--- WHAT YOU NEED TO DO ---
Count the lines below that contain the word "présence" and give only that number.

Collection entries
● ● ● ● ●
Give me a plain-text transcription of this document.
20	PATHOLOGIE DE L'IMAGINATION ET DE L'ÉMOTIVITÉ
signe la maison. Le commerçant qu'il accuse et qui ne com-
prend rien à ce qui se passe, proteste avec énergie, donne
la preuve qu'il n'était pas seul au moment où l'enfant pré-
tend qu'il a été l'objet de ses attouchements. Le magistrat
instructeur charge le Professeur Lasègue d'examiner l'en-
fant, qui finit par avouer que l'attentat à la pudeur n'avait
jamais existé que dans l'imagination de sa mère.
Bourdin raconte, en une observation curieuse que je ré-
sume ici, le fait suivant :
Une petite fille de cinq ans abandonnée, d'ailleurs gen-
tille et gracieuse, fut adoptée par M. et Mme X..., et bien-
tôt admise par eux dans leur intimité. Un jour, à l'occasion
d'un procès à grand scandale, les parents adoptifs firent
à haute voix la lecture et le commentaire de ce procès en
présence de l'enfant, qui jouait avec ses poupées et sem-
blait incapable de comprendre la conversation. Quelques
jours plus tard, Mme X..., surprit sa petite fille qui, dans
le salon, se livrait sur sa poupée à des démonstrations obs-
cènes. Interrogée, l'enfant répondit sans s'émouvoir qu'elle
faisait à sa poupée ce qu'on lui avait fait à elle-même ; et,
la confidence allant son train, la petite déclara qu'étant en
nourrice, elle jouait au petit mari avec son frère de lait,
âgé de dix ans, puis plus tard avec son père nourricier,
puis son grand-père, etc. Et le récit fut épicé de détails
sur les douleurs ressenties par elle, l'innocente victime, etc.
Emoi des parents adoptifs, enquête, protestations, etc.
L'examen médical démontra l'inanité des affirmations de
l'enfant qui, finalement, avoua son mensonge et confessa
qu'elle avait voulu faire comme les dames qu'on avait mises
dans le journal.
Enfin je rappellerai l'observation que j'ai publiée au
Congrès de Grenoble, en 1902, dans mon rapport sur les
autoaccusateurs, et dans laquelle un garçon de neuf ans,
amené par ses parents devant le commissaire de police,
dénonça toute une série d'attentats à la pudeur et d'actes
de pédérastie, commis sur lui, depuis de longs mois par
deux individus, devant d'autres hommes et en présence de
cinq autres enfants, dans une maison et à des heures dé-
● ● ● ● ●
--- REPLY ---
2